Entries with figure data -

####################

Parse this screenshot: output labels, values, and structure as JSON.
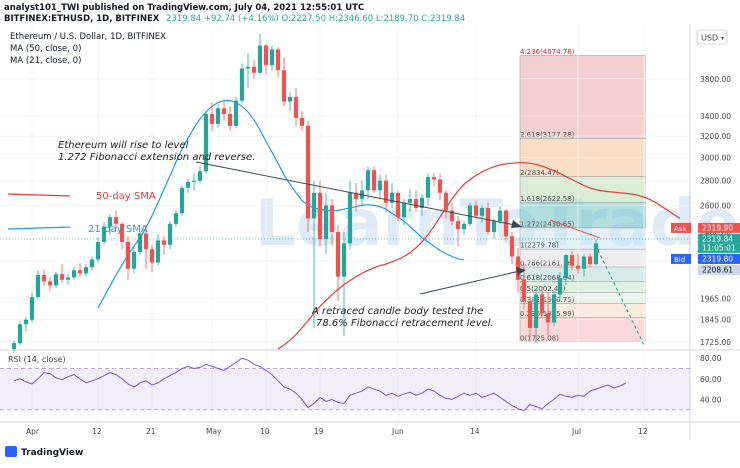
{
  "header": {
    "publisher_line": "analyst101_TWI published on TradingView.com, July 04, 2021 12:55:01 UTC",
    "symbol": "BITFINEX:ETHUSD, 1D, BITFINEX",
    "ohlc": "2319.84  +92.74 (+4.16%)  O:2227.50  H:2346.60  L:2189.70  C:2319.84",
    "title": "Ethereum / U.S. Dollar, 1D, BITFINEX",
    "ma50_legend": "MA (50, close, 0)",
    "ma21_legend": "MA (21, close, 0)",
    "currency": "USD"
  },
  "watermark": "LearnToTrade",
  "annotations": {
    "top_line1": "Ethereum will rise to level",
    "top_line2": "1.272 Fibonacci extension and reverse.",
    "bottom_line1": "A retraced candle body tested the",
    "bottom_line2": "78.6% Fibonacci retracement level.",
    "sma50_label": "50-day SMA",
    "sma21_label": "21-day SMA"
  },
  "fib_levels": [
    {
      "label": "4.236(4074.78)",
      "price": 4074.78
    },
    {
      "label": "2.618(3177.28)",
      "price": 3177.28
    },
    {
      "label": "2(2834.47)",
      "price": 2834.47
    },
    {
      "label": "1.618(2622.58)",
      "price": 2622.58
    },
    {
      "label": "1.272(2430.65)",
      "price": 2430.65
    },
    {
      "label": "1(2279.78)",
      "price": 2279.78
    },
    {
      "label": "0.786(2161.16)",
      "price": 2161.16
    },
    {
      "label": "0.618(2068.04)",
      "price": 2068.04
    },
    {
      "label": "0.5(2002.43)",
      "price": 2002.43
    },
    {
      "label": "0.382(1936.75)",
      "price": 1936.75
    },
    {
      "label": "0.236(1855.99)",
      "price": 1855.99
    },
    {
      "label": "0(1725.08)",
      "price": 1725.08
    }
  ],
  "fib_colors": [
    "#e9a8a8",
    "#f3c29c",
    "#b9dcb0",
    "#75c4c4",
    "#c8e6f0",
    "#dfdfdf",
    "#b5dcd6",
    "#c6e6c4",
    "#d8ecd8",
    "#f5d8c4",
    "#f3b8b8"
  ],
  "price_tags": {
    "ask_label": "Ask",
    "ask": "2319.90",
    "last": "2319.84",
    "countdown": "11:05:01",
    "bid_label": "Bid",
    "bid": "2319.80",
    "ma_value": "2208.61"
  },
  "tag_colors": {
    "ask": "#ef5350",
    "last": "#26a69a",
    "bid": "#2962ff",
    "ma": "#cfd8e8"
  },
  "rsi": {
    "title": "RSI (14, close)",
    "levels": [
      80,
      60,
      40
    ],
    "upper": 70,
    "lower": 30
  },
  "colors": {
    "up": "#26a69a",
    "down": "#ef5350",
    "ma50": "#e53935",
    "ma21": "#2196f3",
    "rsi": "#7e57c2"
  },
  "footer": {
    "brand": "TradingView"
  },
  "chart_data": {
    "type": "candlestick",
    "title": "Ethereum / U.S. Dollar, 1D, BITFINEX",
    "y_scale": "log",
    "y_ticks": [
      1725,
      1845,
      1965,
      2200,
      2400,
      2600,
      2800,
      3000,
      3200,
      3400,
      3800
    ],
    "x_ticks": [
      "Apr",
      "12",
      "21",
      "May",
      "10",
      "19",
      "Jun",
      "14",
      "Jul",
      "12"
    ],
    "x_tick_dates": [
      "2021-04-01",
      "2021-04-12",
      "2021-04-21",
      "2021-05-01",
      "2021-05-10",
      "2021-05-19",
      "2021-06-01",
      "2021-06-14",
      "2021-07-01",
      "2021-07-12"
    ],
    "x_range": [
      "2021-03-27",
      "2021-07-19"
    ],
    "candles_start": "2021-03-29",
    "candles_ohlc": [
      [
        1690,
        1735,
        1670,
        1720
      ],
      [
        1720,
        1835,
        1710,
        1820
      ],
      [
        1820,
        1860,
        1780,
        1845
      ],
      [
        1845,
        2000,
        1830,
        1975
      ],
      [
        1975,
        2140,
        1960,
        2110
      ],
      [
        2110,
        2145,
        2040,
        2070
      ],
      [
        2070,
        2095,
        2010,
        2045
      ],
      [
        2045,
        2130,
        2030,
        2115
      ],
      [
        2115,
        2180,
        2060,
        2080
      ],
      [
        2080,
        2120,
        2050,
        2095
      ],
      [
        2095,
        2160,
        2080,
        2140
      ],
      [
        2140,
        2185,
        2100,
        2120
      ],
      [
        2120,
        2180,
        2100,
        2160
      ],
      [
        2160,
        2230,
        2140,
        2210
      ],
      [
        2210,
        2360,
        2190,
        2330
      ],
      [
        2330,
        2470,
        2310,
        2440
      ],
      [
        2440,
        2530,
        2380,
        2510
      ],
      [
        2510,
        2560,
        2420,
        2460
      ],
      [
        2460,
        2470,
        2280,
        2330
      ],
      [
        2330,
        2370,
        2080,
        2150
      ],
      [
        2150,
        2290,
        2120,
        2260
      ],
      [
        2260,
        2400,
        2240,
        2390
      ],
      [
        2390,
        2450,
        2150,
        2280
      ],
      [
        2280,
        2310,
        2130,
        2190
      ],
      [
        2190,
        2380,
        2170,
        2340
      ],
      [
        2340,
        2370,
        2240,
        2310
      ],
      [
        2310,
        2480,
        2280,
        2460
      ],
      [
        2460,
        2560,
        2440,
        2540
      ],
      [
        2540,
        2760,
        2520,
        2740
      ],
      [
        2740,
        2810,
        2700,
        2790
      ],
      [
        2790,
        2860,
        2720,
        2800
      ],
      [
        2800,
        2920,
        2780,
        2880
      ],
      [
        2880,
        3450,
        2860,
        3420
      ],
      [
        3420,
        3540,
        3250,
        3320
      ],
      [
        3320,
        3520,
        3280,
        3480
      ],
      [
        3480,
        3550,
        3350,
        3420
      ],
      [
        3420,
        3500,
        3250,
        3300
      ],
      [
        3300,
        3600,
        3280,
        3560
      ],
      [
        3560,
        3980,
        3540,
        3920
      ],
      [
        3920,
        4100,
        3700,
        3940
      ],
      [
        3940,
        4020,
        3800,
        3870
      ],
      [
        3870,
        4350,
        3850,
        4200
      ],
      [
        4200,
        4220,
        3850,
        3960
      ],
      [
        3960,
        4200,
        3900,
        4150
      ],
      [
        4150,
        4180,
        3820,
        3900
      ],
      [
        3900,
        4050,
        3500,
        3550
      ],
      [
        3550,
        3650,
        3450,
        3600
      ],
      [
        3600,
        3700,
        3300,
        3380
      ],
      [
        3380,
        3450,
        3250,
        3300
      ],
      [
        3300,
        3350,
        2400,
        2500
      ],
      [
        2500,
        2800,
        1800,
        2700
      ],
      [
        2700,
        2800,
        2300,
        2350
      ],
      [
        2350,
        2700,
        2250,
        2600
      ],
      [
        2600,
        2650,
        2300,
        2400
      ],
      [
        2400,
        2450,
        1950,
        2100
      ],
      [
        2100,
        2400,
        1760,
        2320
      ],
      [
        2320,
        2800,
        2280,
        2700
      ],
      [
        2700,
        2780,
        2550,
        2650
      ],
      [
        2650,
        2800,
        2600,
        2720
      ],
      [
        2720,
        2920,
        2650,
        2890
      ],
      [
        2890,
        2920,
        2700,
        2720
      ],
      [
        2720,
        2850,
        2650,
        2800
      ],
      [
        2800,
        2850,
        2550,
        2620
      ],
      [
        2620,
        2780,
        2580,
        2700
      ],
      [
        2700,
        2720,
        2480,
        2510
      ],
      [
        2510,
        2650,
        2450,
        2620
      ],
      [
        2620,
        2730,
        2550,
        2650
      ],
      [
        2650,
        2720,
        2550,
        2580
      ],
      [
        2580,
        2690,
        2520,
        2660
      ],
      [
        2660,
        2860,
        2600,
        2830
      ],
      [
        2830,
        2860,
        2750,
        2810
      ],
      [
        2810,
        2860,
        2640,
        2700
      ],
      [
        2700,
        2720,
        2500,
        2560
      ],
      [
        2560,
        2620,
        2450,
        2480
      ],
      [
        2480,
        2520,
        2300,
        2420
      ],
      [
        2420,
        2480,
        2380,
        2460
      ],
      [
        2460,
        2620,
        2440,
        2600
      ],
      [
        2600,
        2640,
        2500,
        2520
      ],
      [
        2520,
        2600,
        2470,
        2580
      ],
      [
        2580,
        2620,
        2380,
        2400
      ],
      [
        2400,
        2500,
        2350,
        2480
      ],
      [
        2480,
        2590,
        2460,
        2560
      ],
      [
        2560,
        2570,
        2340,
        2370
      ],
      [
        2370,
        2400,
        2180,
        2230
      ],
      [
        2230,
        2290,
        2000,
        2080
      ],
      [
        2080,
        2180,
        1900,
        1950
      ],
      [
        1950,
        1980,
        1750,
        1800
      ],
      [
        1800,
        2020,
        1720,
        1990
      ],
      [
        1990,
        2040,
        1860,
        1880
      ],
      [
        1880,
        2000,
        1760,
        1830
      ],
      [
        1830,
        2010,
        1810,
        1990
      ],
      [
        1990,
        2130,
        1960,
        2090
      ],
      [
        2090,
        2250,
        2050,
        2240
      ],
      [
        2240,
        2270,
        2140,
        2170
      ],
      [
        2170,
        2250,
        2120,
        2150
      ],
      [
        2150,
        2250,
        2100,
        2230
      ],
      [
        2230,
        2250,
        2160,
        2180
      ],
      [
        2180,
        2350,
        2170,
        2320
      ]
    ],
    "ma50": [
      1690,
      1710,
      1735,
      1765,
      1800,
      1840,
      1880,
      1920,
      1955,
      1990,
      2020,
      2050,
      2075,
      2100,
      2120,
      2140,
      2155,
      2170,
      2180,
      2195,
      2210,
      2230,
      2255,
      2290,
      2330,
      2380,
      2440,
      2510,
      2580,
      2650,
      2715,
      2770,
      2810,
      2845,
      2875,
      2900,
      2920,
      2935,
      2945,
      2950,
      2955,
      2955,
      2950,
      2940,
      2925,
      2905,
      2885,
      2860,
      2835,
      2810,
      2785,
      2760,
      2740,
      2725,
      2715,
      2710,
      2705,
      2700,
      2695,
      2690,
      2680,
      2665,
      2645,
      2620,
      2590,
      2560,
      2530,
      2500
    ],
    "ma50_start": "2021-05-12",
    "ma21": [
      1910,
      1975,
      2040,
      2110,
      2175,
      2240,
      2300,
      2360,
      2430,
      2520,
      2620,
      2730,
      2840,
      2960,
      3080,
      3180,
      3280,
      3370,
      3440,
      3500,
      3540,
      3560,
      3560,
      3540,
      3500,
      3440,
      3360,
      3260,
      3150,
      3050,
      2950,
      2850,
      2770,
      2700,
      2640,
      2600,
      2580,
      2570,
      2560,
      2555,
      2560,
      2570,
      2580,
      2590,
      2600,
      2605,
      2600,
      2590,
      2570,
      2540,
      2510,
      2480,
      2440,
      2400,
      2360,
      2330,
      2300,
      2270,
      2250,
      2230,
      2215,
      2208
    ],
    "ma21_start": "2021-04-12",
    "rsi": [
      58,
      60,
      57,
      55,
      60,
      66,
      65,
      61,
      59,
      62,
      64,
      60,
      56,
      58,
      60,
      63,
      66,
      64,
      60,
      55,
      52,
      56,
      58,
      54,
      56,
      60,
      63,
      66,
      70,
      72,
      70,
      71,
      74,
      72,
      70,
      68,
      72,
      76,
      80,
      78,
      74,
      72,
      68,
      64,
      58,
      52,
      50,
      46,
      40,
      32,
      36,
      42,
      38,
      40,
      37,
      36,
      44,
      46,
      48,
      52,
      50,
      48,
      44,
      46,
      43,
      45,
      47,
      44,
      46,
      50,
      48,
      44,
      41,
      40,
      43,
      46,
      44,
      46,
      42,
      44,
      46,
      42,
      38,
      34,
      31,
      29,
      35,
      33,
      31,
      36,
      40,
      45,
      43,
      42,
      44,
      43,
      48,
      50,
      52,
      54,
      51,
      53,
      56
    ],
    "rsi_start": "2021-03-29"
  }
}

####################

DO THIS -
Where a line above includes "close", copy that line.

ANSWER TO THIS TASK -
    "ma50_legend": "MA (50, close, 0)",
    "ma21_legend": "MA (21, close, 0)",
    "title": "RSI (14, close)",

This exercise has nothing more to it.